Material shown:

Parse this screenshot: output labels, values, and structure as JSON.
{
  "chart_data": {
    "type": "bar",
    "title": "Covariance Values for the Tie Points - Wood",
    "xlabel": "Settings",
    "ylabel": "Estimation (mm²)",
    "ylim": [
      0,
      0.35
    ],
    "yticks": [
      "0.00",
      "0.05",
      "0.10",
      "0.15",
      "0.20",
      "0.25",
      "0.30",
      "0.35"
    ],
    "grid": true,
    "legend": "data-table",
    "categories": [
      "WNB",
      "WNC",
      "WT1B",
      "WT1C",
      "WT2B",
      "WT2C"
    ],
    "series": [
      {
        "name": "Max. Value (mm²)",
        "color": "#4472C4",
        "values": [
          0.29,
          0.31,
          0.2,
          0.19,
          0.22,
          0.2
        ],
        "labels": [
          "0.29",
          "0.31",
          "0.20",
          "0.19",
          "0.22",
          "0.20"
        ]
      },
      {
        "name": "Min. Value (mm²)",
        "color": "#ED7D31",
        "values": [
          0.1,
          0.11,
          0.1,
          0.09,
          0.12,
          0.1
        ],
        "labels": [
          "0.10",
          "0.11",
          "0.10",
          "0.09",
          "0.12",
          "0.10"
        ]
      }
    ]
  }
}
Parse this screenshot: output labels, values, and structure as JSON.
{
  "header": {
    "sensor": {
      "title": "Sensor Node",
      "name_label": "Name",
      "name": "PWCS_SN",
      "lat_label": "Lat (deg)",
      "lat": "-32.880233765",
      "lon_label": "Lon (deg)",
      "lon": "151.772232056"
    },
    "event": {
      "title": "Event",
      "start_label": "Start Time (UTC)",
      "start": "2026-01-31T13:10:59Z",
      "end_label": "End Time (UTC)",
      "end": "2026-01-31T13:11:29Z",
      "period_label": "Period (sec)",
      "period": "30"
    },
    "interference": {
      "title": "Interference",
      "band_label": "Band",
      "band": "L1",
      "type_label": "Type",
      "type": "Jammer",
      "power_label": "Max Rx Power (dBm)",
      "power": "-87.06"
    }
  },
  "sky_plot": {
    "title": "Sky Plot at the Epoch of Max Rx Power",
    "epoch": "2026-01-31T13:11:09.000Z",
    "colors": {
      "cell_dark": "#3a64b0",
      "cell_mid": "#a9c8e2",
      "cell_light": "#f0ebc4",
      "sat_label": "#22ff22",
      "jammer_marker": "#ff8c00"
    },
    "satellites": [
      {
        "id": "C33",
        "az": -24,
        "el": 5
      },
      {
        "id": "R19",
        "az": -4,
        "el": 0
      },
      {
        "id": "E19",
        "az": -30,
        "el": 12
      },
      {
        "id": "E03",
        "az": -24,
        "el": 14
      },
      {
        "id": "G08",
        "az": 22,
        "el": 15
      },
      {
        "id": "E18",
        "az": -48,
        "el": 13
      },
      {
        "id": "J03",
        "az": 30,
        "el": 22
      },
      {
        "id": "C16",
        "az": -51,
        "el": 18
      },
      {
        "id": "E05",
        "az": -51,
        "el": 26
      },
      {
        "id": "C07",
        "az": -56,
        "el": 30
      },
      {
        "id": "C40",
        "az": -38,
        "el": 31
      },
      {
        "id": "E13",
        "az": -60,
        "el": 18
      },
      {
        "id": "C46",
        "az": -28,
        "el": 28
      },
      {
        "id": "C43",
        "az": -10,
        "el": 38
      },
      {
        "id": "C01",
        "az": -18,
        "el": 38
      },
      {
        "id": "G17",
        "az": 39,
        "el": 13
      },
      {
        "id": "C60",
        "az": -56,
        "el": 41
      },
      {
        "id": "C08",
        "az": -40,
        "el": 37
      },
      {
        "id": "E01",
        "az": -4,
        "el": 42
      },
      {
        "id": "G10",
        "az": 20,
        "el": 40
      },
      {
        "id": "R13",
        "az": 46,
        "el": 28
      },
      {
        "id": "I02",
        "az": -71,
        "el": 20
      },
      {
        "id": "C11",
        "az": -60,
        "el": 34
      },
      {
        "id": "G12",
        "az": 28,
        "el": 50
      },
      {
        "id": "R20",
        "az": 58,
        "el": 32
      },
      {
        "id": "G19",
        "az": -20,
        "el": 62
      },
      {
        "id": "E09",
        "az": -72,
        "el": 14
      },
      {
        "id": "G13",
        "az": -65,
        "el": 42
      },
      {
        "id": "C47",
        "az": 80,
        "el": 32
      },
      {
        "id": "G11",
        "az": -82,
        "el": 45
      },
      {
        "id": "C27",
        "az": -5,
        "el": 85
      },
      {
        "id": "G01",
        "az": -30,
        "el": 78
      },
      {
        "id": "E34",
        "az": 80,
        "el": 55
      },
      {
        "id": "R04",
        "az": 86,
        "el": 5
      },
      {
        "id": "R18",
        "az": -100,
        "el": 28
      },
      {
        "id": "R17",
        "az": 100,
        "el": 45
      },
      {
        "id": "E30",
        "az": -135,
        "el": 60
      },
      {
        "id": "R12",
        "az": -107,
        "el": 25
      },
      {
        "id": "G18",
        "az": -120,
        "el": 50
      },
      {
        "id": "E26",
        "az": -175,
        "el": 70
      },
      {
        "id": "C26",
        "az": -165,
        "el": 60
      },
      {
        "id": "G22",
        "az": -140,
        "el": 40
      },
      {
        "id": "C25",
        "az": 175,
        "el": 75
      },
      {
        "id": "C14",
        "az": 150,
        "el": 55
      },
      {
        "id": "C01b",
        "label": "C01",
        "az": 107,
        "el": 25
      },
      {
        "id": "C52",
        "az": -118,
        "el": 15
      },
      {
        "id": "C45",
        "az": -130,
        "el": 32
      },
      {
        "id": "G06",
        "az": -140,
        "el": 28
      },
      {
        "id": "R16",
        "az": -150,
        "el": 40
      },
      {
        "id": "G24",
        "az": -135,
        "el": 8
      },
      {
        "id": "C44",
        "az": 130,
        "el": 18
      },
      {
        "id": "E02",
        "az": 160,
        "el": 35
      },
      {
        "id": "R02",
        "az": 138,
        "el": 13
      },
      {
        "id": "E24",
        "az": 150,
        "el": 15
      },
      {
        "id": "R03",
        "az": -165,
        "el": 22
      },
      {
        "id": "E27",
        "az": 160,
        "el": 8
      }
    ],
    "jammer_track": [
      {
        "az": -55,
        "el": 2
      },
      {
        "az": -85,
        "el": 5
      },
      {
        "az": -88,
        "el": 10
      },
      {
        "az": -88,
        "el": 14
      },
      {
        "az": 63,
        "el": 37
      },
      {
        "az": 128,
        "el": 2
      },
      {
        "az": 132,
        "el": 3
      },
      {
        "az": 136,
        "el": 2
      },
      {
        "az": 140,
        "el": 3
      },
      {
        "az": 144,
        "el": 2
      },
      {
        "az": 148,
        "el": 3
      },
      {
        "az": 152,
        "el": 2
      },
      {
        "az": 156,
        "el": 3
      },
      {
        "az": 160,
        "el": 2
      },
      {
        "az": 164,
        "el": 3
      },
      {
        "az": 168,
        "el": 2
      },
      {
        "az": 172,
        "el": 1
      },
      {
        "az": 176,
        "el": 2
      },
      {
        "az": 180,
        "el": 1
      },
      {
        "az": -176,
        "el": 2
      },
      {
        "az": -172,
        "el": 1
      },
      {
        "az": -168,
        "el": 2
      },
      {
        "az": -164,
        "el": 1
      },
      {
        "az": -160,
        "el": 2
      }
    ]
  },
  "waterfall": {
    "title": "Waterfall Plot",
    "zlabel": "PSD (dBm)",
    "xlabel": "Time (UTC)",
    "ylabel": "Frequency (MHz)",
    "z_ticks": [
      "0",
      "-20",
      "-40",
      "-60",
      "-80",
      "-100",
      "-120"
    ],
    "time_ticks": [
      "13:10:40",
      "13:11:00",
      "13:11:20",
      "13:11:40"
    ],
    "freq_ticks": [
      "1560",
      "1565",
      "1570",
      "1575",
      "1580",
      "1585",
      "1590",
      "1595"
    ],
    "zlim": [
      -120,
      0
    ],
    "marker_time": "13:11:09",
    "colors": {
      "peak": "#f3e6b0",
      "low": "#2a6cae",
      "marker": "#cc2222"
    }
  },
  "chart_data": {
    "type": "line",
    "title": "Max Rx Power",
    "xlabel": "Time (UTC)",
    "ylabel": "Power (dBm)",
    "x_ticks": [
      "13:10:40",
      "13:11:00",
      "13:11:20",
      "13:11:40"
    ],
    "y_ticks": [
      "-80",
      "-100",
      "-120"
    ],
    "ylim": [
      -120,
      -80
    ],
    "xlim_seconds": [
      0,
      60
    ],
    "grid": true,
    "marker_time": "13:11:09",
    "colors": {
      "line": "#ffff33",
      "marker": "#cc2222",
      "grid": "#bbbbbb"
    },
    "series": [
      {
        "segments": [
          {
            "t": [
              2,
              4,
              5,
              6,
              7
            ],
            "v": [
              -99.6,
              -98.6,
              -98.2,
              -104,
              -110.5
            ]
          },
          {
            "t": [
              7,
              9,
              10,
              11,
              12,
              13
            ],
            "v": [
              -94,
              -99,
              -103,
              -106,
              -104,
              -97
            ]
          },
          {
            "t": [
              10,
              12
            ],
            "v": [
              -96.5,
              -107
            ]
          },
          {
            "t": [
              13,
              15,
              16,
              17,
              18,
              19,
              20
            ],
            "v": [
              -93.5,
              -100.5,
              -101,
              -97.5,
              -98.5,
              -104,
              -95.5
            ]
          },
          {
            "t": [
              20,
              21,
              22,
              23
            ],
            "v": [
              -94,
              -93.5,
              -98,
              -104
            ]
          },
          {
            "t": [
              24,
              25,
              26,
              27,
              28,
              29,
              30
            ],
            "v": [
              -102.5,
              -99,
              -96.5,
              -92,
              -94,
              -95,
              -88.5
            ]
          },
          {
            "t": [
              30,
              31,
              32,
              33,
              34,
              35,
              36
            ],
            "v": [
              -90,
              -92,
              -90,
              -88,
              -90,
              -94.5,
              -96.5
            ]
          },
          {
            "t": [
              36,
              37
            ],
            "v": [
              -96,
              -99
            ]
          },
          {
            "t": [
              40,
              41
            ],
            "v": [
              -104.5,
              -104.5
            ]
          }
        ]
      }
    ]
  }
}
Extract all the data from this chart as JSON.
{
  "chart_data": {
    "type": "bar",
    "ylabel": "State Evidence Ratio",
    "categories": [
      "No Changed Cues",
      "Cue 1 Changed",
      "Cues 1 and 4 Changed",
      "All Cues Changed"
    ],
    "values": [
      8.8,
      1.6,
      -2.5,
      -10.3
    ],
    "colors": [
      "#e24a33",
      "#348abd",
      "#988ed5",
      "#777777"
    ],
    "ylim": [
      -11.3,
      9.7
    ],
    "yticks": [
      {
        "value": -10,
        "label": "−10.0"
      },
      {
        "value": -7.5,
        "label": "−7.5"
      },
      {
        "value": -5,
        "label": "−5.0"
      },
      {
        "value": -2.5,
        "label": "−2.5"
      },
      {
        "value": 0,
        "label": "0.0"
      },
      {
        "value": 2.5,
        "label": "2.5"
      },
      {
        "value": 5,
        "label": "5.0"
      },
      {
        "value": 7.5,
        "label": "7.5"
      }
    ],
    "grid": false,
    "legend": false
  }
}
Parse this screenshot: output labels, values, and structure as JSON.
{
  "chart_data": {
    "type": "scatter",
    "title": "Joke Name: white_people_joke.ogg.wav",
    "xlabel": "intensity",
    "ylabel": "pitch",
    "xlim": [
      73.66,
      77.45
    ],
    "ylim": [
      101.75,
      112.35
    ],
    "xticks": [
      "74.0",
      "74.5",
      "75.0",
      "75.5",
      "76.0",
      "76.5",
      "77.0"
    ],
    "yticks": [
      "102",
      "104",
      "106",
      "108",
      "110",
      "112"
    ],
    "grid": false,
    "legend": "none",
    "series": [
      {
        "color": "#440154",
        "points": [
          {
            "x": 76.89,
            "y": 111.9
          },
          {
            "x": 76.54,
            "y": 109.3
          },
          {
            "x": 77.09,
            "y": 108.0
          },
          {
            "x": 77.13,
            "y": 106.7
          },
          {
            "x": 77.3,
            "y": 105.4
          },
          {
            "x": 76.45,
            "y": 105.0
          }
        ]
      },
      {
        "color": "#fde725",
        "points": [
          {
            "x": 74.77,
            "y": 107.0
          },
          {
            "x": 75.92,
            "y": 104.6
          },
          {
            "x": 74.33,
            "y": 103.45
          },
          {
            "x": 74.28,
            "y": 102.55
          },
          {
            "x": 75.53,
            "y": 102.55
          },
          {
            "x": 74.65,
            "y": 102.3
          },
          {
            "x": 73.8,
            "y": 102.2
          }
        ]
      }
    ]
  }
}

What is expected:
Look through the entries above for the word "ylabel". Copy every line where it shows up.

Answer to the exercise:
    "ylabel": "Estimation (mm²)",
    "ylabel": "Frequency (MHz)",
    "ylabel": "Power (dBm)",
    "ylabel": "State Evidence Ratio",
    "ylabel": "pitch",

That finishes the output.